— Begin DATA SUPPLIED —
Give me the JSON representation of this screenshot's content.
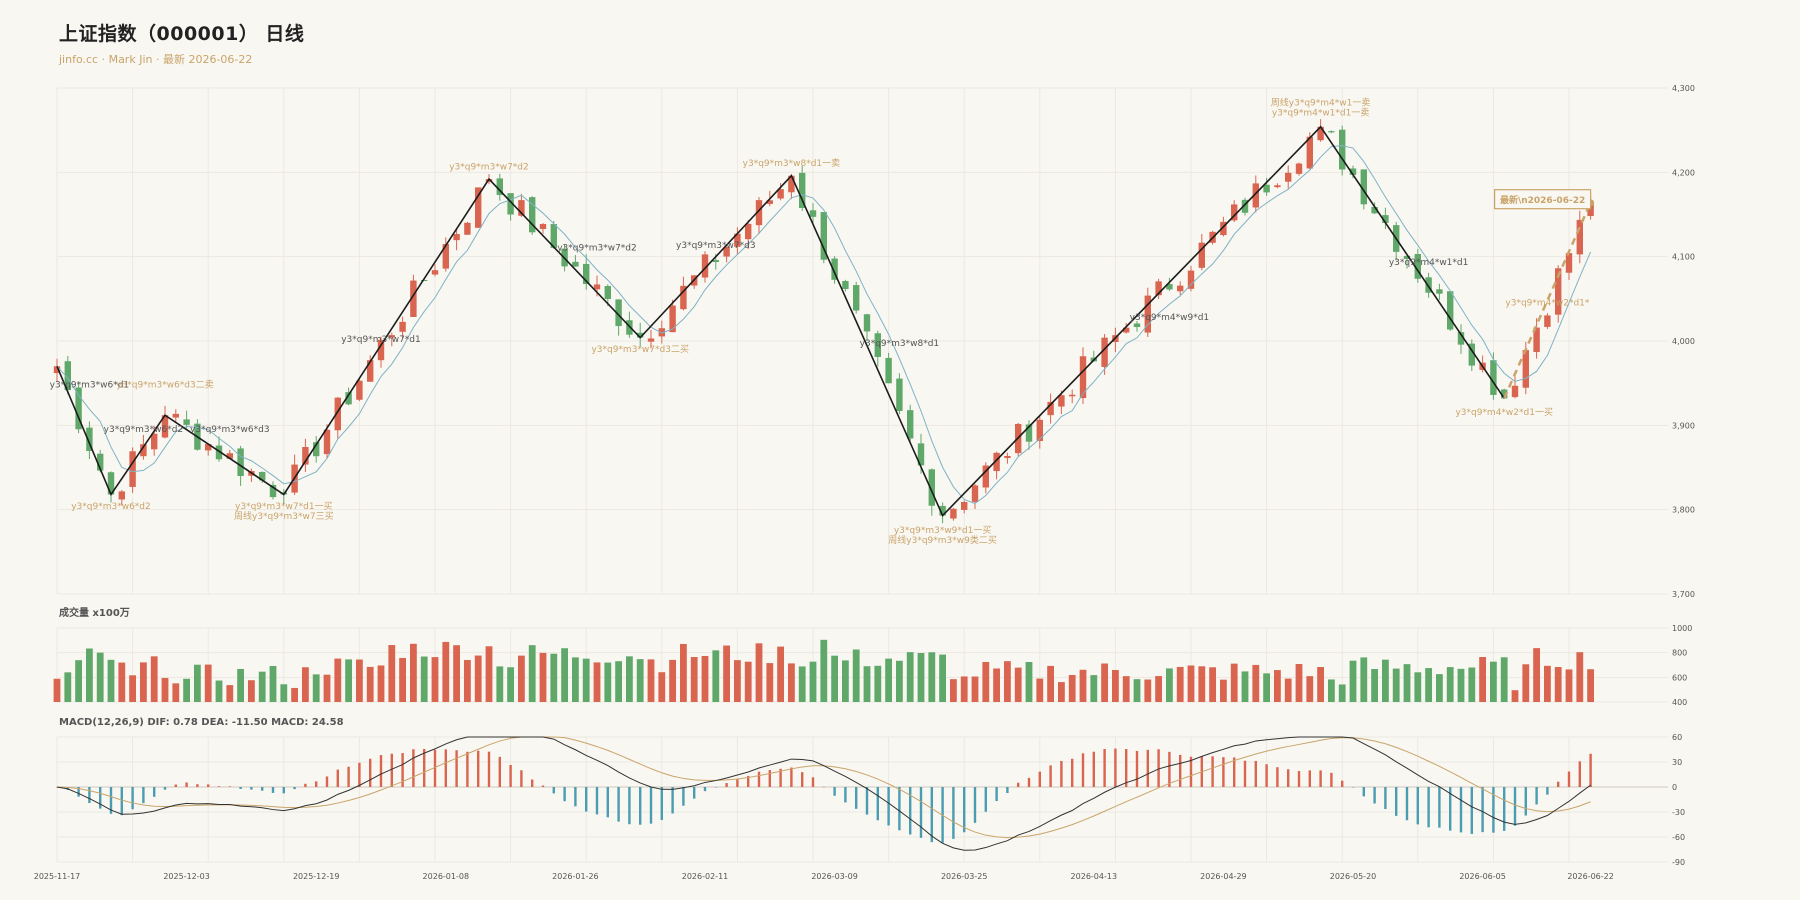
{
  "title": "上证指数（000001） 日线",
  "subtitle": "jinfo.cc · Mark Jin · 最新 2026-06-22",
  "colors": {
    "up": "#d9644f",
    "down": "#5fa86a",
    "ma": "#7fb3c5",
    "zigzag": "#1c1c1c",
    "predict": "#c9a46a",
    "dea": "#c9a46a",
    "dif": "#333333",
    "hist_pos": "#d9644f",
    "hist_neg": "#4a9cb0",
    "ann_gold": "#c9a46a",
    "ann_gray": "#555555"
  },
  "chart_data": {
    "type": "candlestick",
    "y_ticks": [
      3700,
      3800,
      3900,
      4000,
      4100,
      4200,
      4300
    ],
    "y_tick_labels": [
      "3,700",
      "3,800",
      "3,900",
      "4,000",
      "4,100",
      "4,200",
      "4,300"
    ],
    "ylim": [
      3700,
      4300
    ],
    "x_tick_labels": [
      {
        "i": 0,
        "label": "2025-11-17"
      },
      {
        "i": 12,
        "label": "2025-12-03"
      },
      {
        "i": 24,
        "label": "2025-12-19"
      },
      {
        "i": 36,
        "label": "2026-01-08"
      },
      {
        "i": 48,
        "label": "2026-01-26"
      },
      {
        "i": 60,
        "label": "2026-02-11"
      },
      {
        "i": 72,
        "label": "2026-03-09"
      },
      {
        "i": 84,
        "label": "2026-03-25"
      },
      {
        "i": 96,
        "label": "2026-04-13"
      },
      {
        "i": 108,
        "label": "2026-04-29"
      },
      {
        "i": 120,
        "label": "2026-05-20"
      },
      {
        "i": 132,
        "label": "2026-06-05"
      },
      {
        "i": 142,
        "label": "2026-06-22"
      }
    ],
    "pivots": [
      {
        "i": 0,
        "v": 3970
      },
      {
        "i": 5,
        "v": 3818
      },
      {
        "i": 10,
        "v": 3912
      },
      {
        "i": 21,
        "v": 3818
      },
      {
        "i": 40,
        "v": 4192
      },
      {
        "i": 54,
        "v": 4004
      },
      {
        "i": 68,
        "v": 4196
      },
      {
        "i": 82,
        "v": 3793
      },
      {
        "i": 117,
        "v": 4254
      },
      {
        "i": 134,
        "v": 3932
      }
    ],
    "prediction": {
      "from_i": 134,
      "from_v": 3932,
      "to_i": 142,
      "to_v": 4164
    },
    "latest_label": "最新\\n2026-06-22",
    "annotations": [
      {
        "i": 3,
        "v": 3948,
        "dy": 0,
        "text": "y3*q9*m3*w6*d1",
        "color": "gray"
      },
      {
        "i": 10,
        "v": 3948,
        "dy": 0,
        "text": "y3*q9*m3*w6*d3二卖",
        "color": "gold"
      },
      {
        "i": 5,
        "v": 3818,
        "dy": 12,
        "text": "y3*q9*m3*w6*d2",
        "color": "gold"
      },
      {
        "i": 8,
        "v": 3895,
        "dy": 0,
        "text": "y3*q9*m3*w6*d2",
        "color": "gray"
      },
      {
        "i": 16,
        "v": 3895,
        "dy": 0,
        "text": "y3*q9*m3*w6*d3",
        "color": "gray"
      },
      {
        "i": 21,
        "v": 3818,
        "dy": 12,
        "text": "y3*q9*m3*w7*d1一买",
        "color": "gold"
      },
      {
        "i": 21,
        "v": 3818,
        "dy": 22,
        "text": "周线y3*q9*m3*w7三买",
        "color": "gold"
      },
      {
        "i": 30,
        "v": 4002,
        "dy": 0,
        "text": "y3*q9*m3*w7*d1",
        "color": "gray"
      },
      {
        "i": 40,
        "v": 4192,
        "dy": -12,
        "text": "y3*q9*m3*w7*d2",
        "color": "gold"
      },
      {
        "i": 50,
        "v": 4110,
        "dy": 0,
        "text": "y3*q9*m3*w7*d2",
        "color": "gray"
      },
      {
        "i": 54,
        "v": 4004,
        "dy": 12,
        "text": "y3*q9*m3*w7*d3二买",
        "color": "gold"
      },
      {
        "i": 61,
        "v": 4113,
        "dy": 0,
        "text": "y3*q9*m3*w7*d3",
        "color": "gray"
      },
      {
        "i": 68,
        "v": 4196,
        "dy": -12,
        "text": "y3*q9*m3*w8*d1一卖",
        "color": "gold"
      },
      {
        "i": 78,
        "v": 3997,
        "dy": 0,
        "text": "y3*q9*m3*w8*d1",
        "color": "gray"
      },
      {
        "i": 82,
        "v": 3793,
        "dy": 15,
        "text": "y3*q9*m3*w9*d1一买",
        "color": "gold"
      },
      {
        "i": 82,
        "v": 3793,
        "dy": 25,
        "text": "周线y3*q9*m3*w9类二买",
        "color": "gold"
      },
      {
        "i": 103,
        "v": 4028,
        "dy": 0,
        "text": "y3*q9*m4*w9*d1",
        "color": "gray"
      },
      {
        "i": 117,
        "v": 4254,
        "dy": -24,
        "text": "周线y3*q9*m4*w1一卖",
        "color": "gold"
      },
      {
        "i": 117,
        "v": 4254,
        "dy": -14,
        "text": "y3*q9*m4*w1*d1一卖",
        "color": "gold"
      },
      {
        "i": 127,
        "v": 4093,
        "dy": 0,
        "text": "y3*q9*m4*w1*d1",
        "color": "gray"
      },
      {
        "i": 134,
        "v": 3932,
        "dy": 14,
        "text": "y3*q9*m4*w2*d1一买",
        "color": "gold"
      },
      {
        "i": 138,
        "v": 4045,
        "dy": 0,
        "text": "y3*q9*m4*w2*d1*",
        "color": "gold"
      }
    ]
  },
  "volume": {
    "label": "成交量 x100万",
    "y_ticks": [
      400,
      600,
      800,
      1000
    ],
    "y_tick_labels": [
      "400",
      "600",
      "800",
      "1000"
    ],
    "ylim": [
      400,
      1000
    ]
  },
  "macd": {
    "label": "MACD(12,26,9) DIF: 0.78 DEA: -11.50 MACD: 24.58",
    "y_ticks": [
      -90,
      -60,
      -30,
      0,
      30,
      60
    ],
    "y_tick_labels": [
      "-90",
      "-60",
      "-30",
      "0",
      "30",
      "60"
    ],
    "ylim": [
      -90,
      60
    ]
  }
}
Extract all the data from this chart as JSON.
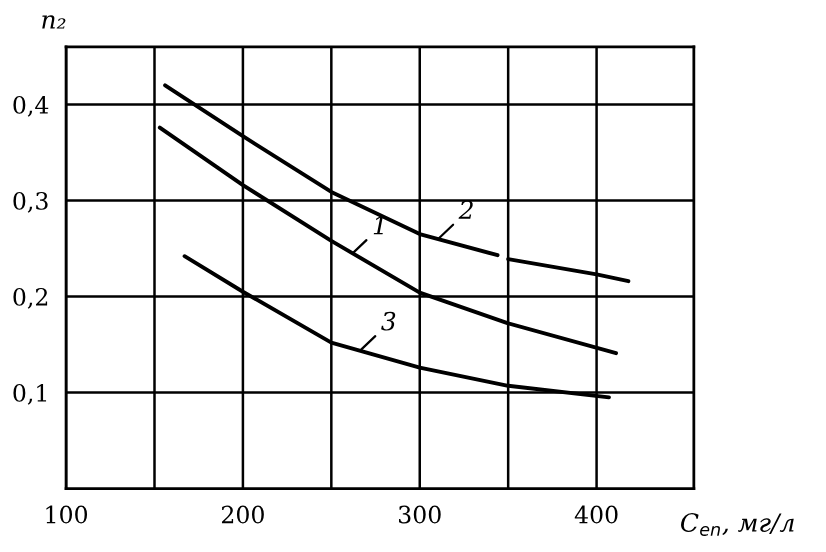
— End DATA SUPPLIED —
Reproduce each line exactly, please, except for any pictures.

Give me the JSON representation of this screenshot's content.
{
  "title": "上证指数（000001） 日线",
  "subtitle": "jinfo.cc · Mark Jin · 最新 2026-06-22",
  "colors": {
    "up": "#d9644f",
    "down": "#5fa86a",
    "ma": "#7fb3c5",
    "zigzag": "#1c1c1c",
    "predict": "#c9a46a",
    "dea": "#c9a46a",
    "dif": "#333333",
    "hist_pos": "#d9644f",
    "hist_neg": "#4a9cb0",
    "ann_gold": "#c9a46a",
    "ann_gray": "#555555"
  },
  "chart_data": {
    "type": "candlestick",
    "y_ticks": [
      3700,
      3800,
      3900,
      4000,
      4100,
      4200,
      4300
    ],
    "y_tick_labels": [
      "3,700",
      "3,800",
      "3,900",
      "4,000",
      "4,100",
      "4,200",
      "4,300"
    ],
    "ylim": [
      3700,
      4300
    ],
    "x_tick_labels": [
      {
        "i": 0,
        "label": "2025-11-17"
      },
      {
        "i": 12,
        "label": "2025-12-03"
      },
      {
        "i": 24,
        "label": "2025-12-19"
      },
      {
        "i": 36,
        "label": "2026-01-08"
      },
      {
        "i": 48,
        "label": "2026-01-26"
      },
      {
        "i": 60,
        "label": "2026-02-11"
      },
      {
        "i": 72,
        "label": "2026-03-09"
      },
      {
        "i": 84,
        "label": "2026-03-25"
      },
      {
        "i": 96,
        "label": "2026-04-13"
      },
      {
        "i": 108,
        "label": "2026-04-29"
      },
      {
        "i": 120,
        "label": "2026-05-20"
      },
      {
        "i": 132,
        "label": "2026-06-05"
      },
      {
        "i": 142,
        "label": "2026-06-22"
      }
    ],
    "pivots": [
      {
        "i": 0,
        "v": 3970
      },
      {
        "i": 5,
        "v": 3818
      },
      {
        "i": 10,
        "v": 3912
      },
      {
        "i": 21,
        "v": 3818
      },
      {
        "i": 40,
        "v": 4192
      },
      {
        "i": 54,
        "v": 4004
      },
      {
        "i": 68,
        "v": 4196
      },
      {
        "i": 82,
        "v": 3793
      },
      {
        "i": 117,
        "v": 4254
      },
      {
        "i": 134,
        "v": 3932
      }
    ],
    "prediction": {
      "from_i": 134,
      "from_v": 3932,
      "to_i": 142,
      "to_v": 4164
    },
    "latest_label": "最新\\n2026-06-22",
    "annotations": [
      {
        "i": 3,
        "v": 3948,
        "dy": 0,
        "text": "y3*q9*m3*w6*d1",
        "color": "gray"
      },
      {
        "i": 10,
        "v": 3948,
        "dy": 0,
        "text": "y3*q9*m3*w6*d3二卖",
        "color": "gold"
      },
      {
        "i": 5,
        "v": 3818,
        "dy": 12,
        "text": "y3*q9*m3*w6*d2",
        "color": "gold"
      },
      {
        "i": 8,
        "v": 3895,
        "dy": 0,
        "text": "y3*q9*m3*w6*d2",
        "color": "gray"
      },
      {
        "i": 16,
        "v": 3895,
        "dy": 0,
        "text": "y3*q9*m3*w6*d3",
        "color": "gray"
      },
      {
        "i": 21,
        "v": 3818,
        "dy": 12,
        "text": "y3*q9*m3*w7*d1一买",
        "color": "gold"
      },
      {
        "i": 21,
        "v": 3818,
        "dy": 22,
        "text": "周线y3*q9*m3*w7三买",
        "color": "gold"
      },
      {
        "i": 30,
        "v": 4002,
        "dy": 0,
        "text": "y3*q9*m3*w7*d1",
        "color": "gray"
      },
      {
        "i": 40,
        "v": 4192,
        "dy": -12,
        "text": "y3*q9*m3*w7*d2",
        "color": "gold"
      },
      {
        "i": 50,
        "v": 4110,
        "dy": 0,
        "text": "y3*q9*m3*w7*d2",
        "color": "gray"
      },
      {
        "i": 54,
        "v": 4004,
        "dy": 12,
        "text": "y3*q9*m3*w7*d3二买",
        "color": "gold"
      },
      {
        "i": 61,
        "v": 4113,
        "dy": 0,
        "text": "y3*q9*m3*w7*d3",
        "color": "gray"
      },
      {
        "i": 68,
        "v": 4196,
        "dy": -12,
        "text": "y3*q9*m3*w8*d1一卖",
        "color": "gold"
      },
      {
        "i": 78,
        "v": 3997,
        "dy": 0,
        "text": "y3*q9*m3*w8*d1",
        "color": "gray"
      },
      {
        "i": 82,
        "v": 3793,
        "dy": 15,
        "text": "y3*q9*m3*w9*d1一买",
        "color": "gold"
      },
      {
        "i": 82,
        "v": 3793,
        "dy": 25,
        "text": "周线y3*q9*m3*w9类二买",
        "color": "gold"
      },
      {
        "i": 103,
        "v": 4028,
        "dy": 0,
        "text": "y3*q9*m4*w9*d1",
        "color": "gray"
      },
      {
        "i": 117,
        "v": 4254,
        "dy": -24,
        "text": "周线y3*q9*m4*w1一卖",
        "color": "gold"
      },
      {
        "i": 117,
        "v": 4254,
        "dy": -14,
        "text": "y3*q9*m4*w1*d1一卖",
        "color": "gold"
      },
      {
        "i": 127,
        "v": 4093,
        "dy": 0,
        "text": "y3*q9*m4*w1*d1",
        "color": "gray"
      },
      {
        "i": 134,
        "v": 3932,
        "dy": 14,
        "text": "y3*q9*m4*w2*d1一买",
        "color": "gold"
      },
      {
        "i": 138,
        "v": 4045,
        "dy": 0,
        "text": "y3*q9*m4*w2*d1*",
        "color": "gold"
      }
    ]
  },
  "volume": {
    "label": "成交量 x100万",
    "y_ticks": [
      400,
      600,
      800,
      1000
    ],
    "y_tick_labels": [
      "400",
      "600",
      "800",
      "1000"
    ],
    "ylim": [
      400,
      1000
    ]
  },
  "macd": {
    "label": "MACD(12,26,9) DIF: 0.78 DEA: -11.50 MACD: 24.58",
    "y_ticks": [
      -90,
      -60,
      -30,
      0,
      30,
      60
    ],
    "y_tick_labels": [
      "-90",
      "-60",
      "-30",
      "0",
      "30",
      "60"
    ],
    "ylim": [
      -90,
      60
    ]
  }
}
Extract all the data from this chart as JSON.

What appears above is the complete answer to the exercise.